Task details:
Write out exactly the lines between the line containing "Read out every word on this page." and the end of the records, counting both ends, and leave out all pictures.
══ Excerpted records ══
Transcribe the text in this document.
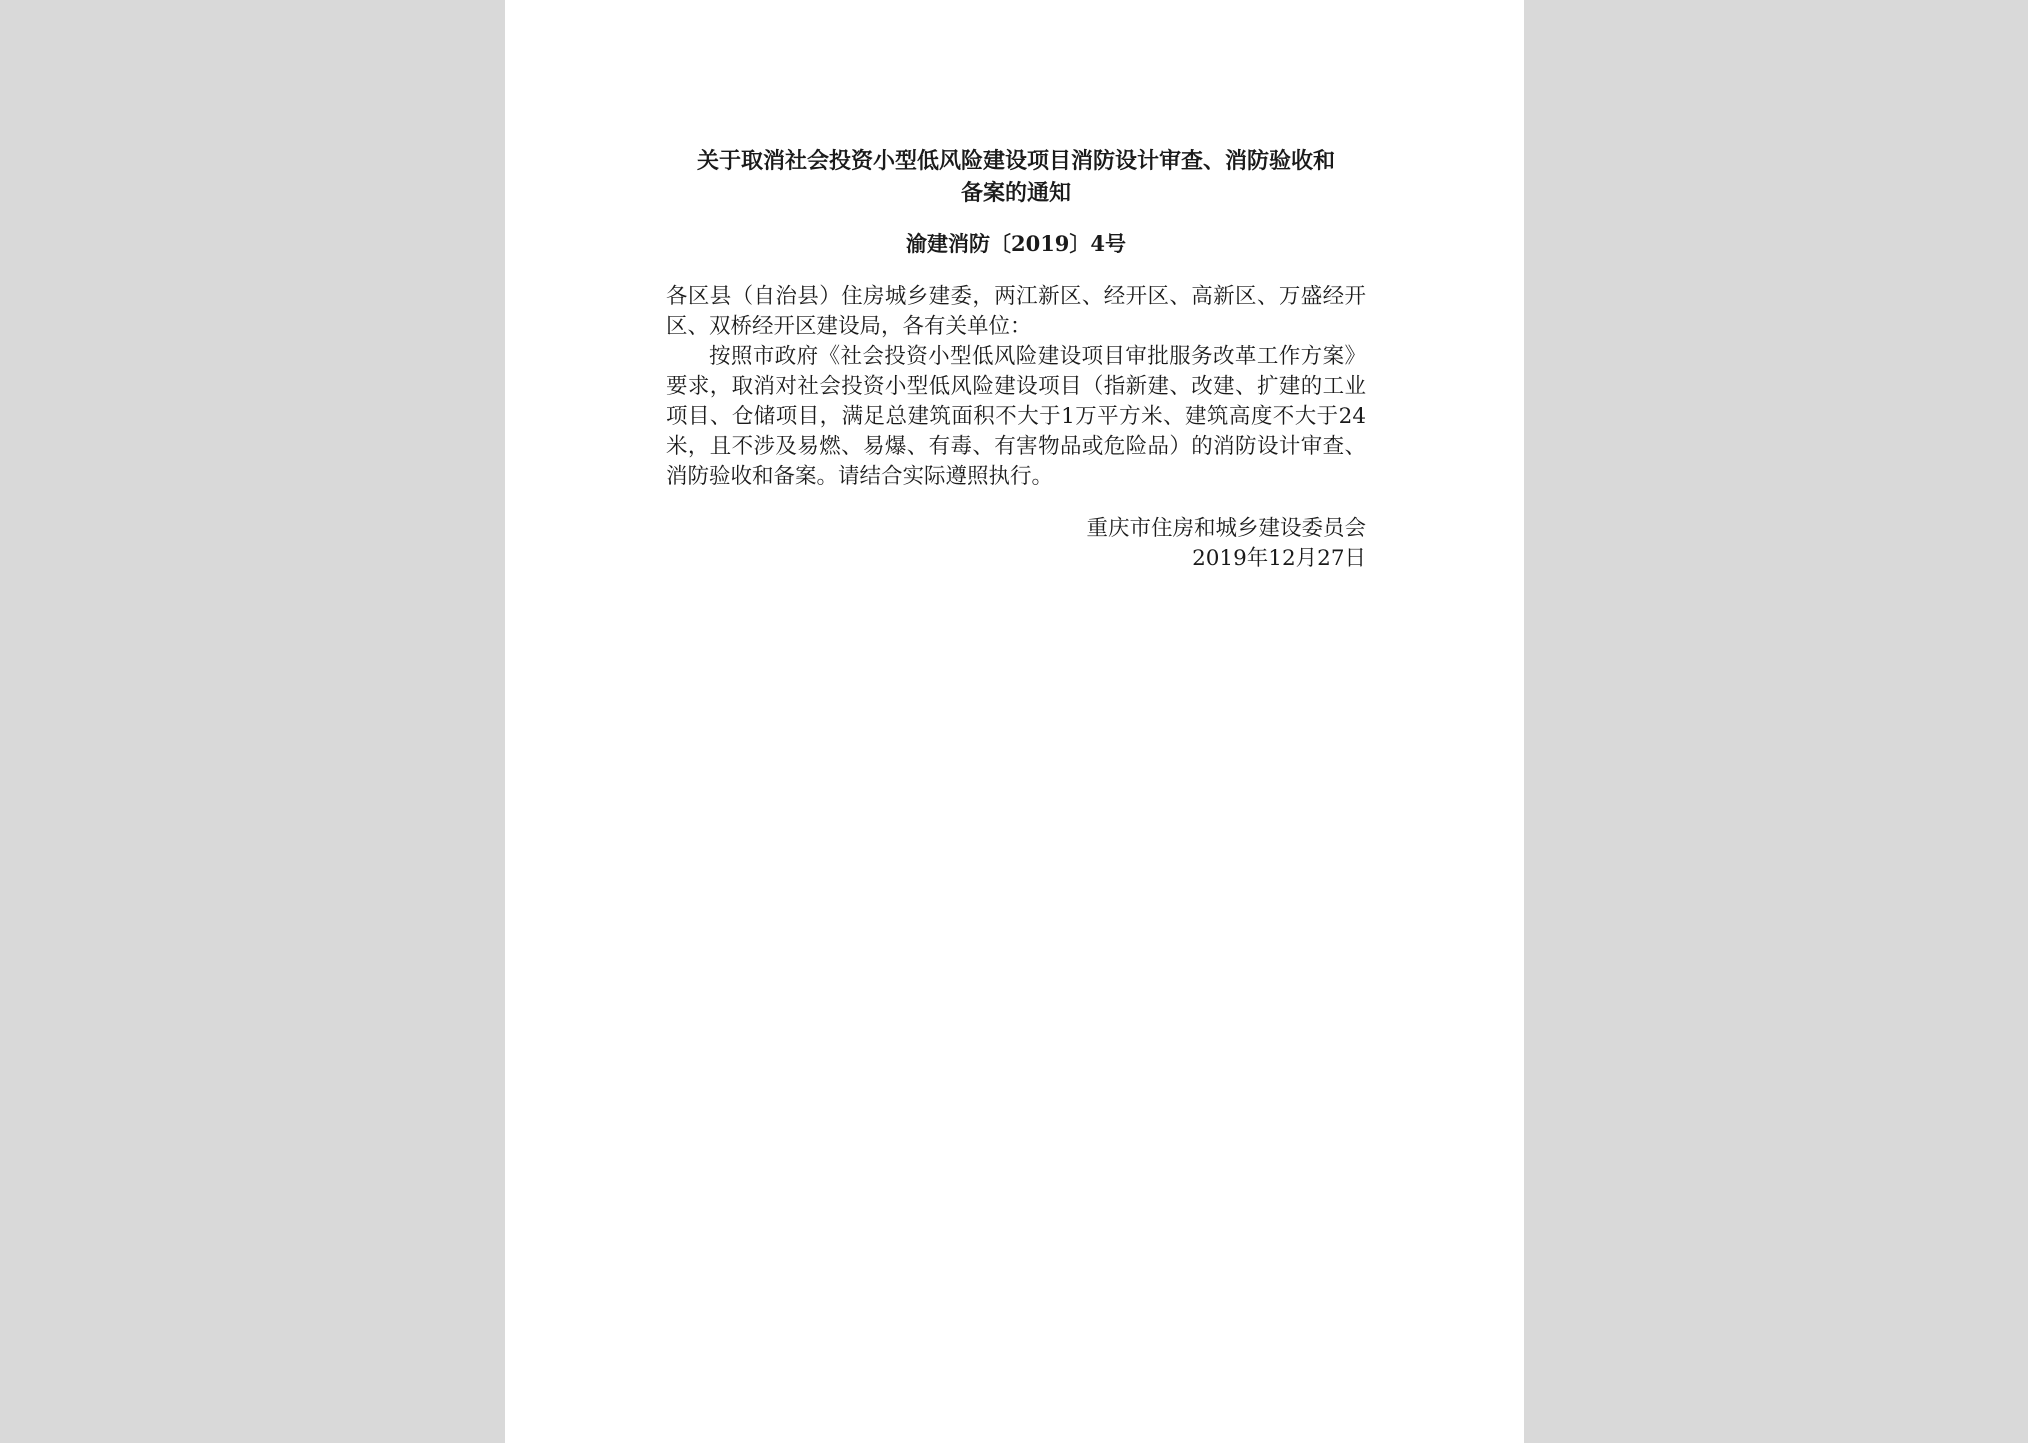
关于取消社会投资小型低风险建设项目消防设计审查、消防验收和
备案的通知
渝建消防〔2019〕4号

各区县（自治县）住房城乡建委，两江新区、经开区、高新区、万盛经开区、双桥经开区建设局，各有关单位：

按照市政府《社会投资小型低风险建设项目审批服务改革工作方案》要求，取消对社会投资小型低风险建设项目（指新建、改建、扩建的工业项目、仓储项目，满足总建筑面积不大于1万平方米、建筑高度不大于24米，且不涉及易燃、易爆、有毒、有害物品或危险品）的消防设计审查、消防验收和备案。请结合实际遵照执行。

重庆市住房和城乡建设委员会
2019年12月27日
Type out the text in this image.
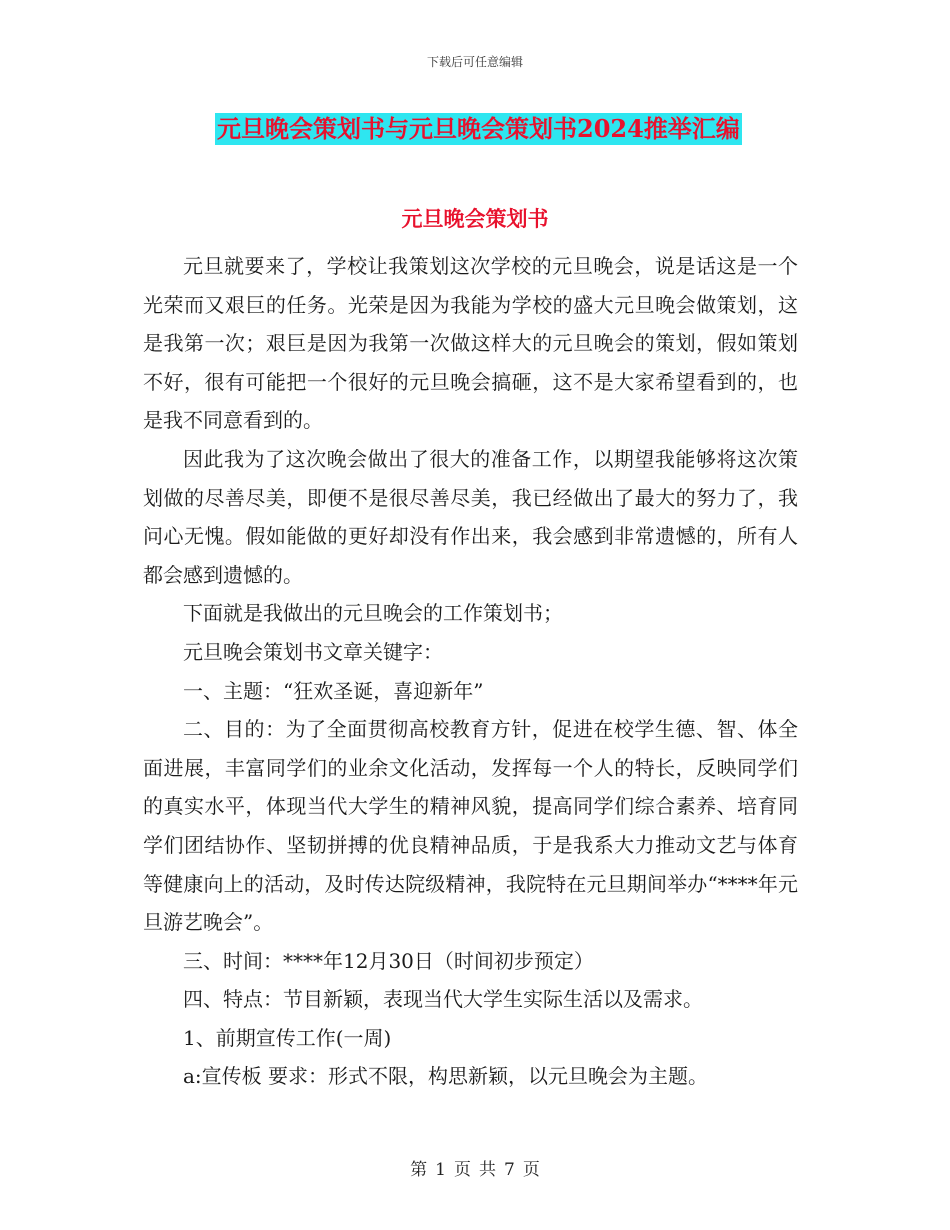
下载后可任意编辑
元旦晚会策划书与元旦晚会策划书2024推举汇编
元旦晚会策划书

元旦就要来了，学校让我策划这次学校的元旦晚会，说是话这是一个光荣而又艰巨的任务。光荣是因为我能为学校的盛大元旦晚会做策划，这是我第一次；艰巨是因为我第一次做这样大的元旦晚会的策划，假如策划不好，很有可能把一个很好的元旦晚会搞砸，这不是大家希望看到的，也是我不同意看到的。

因此我为了这次晚会做出了很大的准备工作，以期望我能够将这次策划做的尽善尽美，即便不是很尽善尽美，我已经做出了最大的努力了，我问心无愧。假如能做的更好却没有作出来，我会感到非常遗憾的，所有人都会感到遗憾的。

下面就是我做出的元旦晚会的工作策划书；

元旦晚会策划书文章关键字：

一、主题：“狂欢圣诞，喜迎新年”

二、目的：为了全面贯彻高校教育方针，促进在校学生德、智、体全面进展，丰富同学们的业余文化活动，发挥每一个人的特长，反映同学们的真实水平，体现当代大学生的精神风貌，提高同学们综合素养、培育同学们团结协作、坚韧拼搏的优良精神品质，于是我系大力推动文艺与体育等健康向上的活动，及时传达院级精神，我院特在元旦期间举办“****年元旦游艺晚会”。

三、时间：****年12月30日（时间初步预定）

四、特点：节目新颖，表现当代大学生实际生活以及需求。

1、前期宣传工作(一周)

a:宣传板 要求：形式不限，构思新颖，以元旦晚会为主题。

第 1 页 共 7 页
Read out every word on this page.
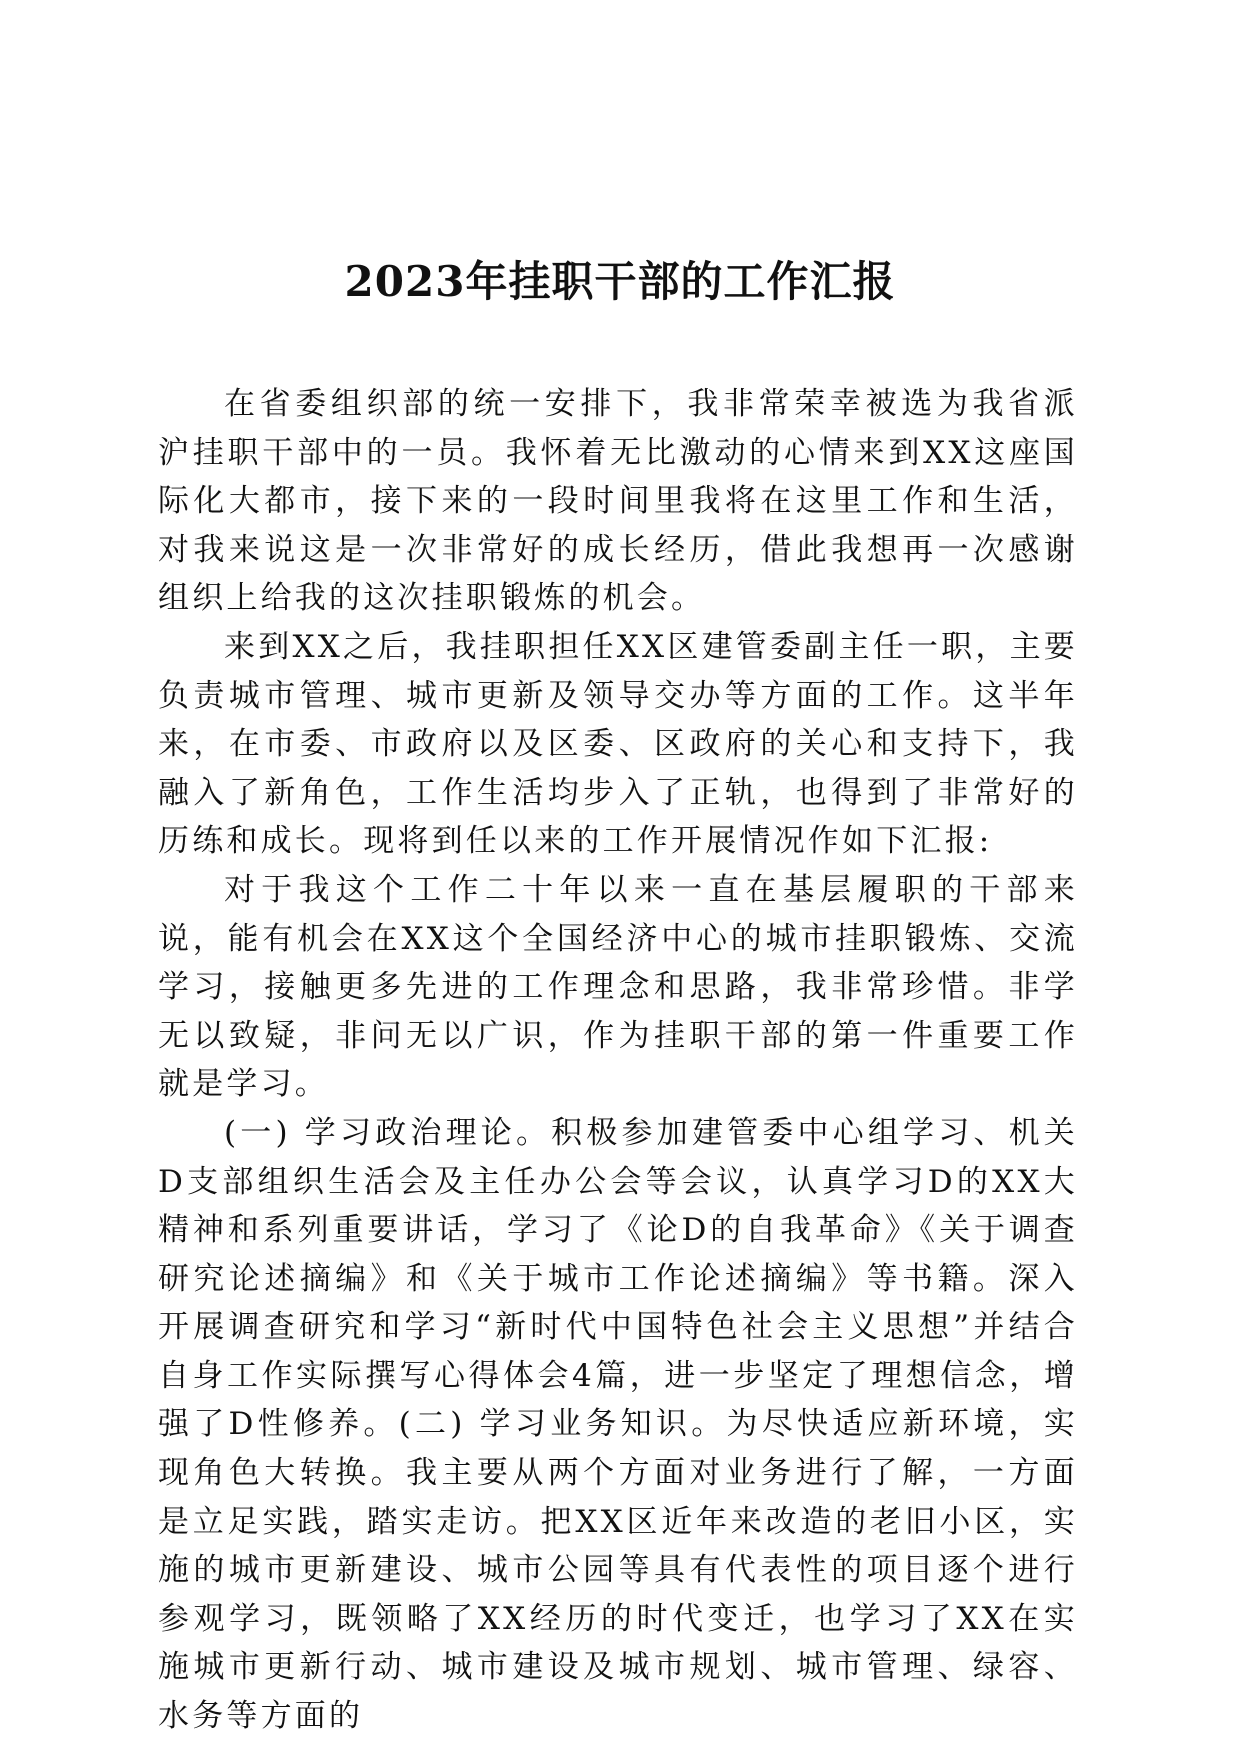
2023年挂职干部的工作汇报

在省委组织部的统一安排下，我非常荣幸被选为我省派沪挂职干部中的一员。我怀着无比激动的心情来到XX这座国际化大都市，接下来的一段时间里我将在这里工作和生活，对我来说这是一次非常好的成长经历，借此我想再一次感谢组织上给我的这次挂职锻炼的机会。

来到XX之后，我挂职担任XX区建管委副主任一职，主要负责城市管理、城市更新及领导交办等方面的工作。这半年来，在市委、市政府以及区委、区政府的关心和支持下，我融入了新角色，工作生活均步入了正轨，也得到了非常好的历练和成长。现将到任以来的工作开展情况作如下汇报:

对于我这个工作二十年以来一直在基层履职的干部来说，能有机会在XX这个全国经济中心的城市挂职锻炼、交流学习，接触更多先进的工作理念和思路，我非常珍惜。非学无以致疑，非问无以广识，作为挂职干部的第一件重要工作就是学习。

(一) 学习政治理论。积极参加建管委中心组学习、机关D支部组织生活会及主任办公会等会议，认真学习D的XX大精神和系列重要讲话，学习了《论D的自我革命》《关于调查研究论述摘编》和《关于城市工作论述摘编》等书籍。深入开展调查研究和学习“新时代中国特色社会主义思想”并结合自身工作实际撰写心得体会4篇，进一步坚定了理想信念，增强了D性修养。(二) 学习业务知识。为尽快适应新环境，实现角色大转换。我主要从两个方面对业务进行了解，一方面是立足实践，踏实走访。把XX区近年来改造的老旧小区，实施的城市更新建设、城市公园等具有代表性的项目逐个进行参观学习，既领略了XX经历的时代变迁，也学习了XX在实施城市更新行动、城市建设及城市规划、城市管理、绿容、水务等方面的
═══
Right answer:
Read out every word on this page.
2023年挂职干部的工作汇报

在省委组织部的统一安排下，我非常荣幸被选为我省派沪挂职干部中的一员。我怀着无比激动的心情来到XX这座国际化大都市，接下来的一段时间里我将在这里工作和生活，对我来说这是一次非常好的成长经历，借此我想再一次感谢组织上给我的这次挂职锻炼的机会。

来到XX之后，我挂职担任XX区建管委副主任一职，主要负责城市管理、城市更新及领导交办等方面的工作。这半年来，在市委、市政府以及区委、区政府的关心和支持下，我融入了新角色，工作生活均步入了正轨，也得到了非常好的历练和成长。现将到任以来的工作开展情况作如下汇报:

对于我这个工作二十年以来一直在基层履职的干部来说，能有机会在XX这个全国经济中心的城市挂职锻炼、交流学习，接触更多先进的工作理念和思路，我非常珍惜。非学无以致疑，非问无以广识，作为挂职干部的第一件重要工作就是学习。

(一) 学习政治理论。积极参加建管委中心组学习、机关D支部组织生活会及主任办公会等会议，认真学习D的XX大精神和系列重要讲话，学习了《论D的自我革命》《关于调查研究论述摘编》和《关于城市工作论述摘编》等书籍。深入开展调查研究和学习“新时代中国特色社会主义思想”并结合自身工作实际撰写心得体会4篇，进一步坚定了理想信念，增强了D性修养。(二) 学习业务知识。为尽快适应新环境，实现角色大转换。我主要从两个方面对业务进行了解，一方面是立足实践，踏实走访。把XX区近年来改造的老旧小区，实施的城市更新建设、城市公园等具有代表性的项目逐个进行参观学习，既领略了XX经历的时代变迁，也学习了XX在实施城市更新行动、城市建设及城市规划、城市管理、绿容、水务等方面的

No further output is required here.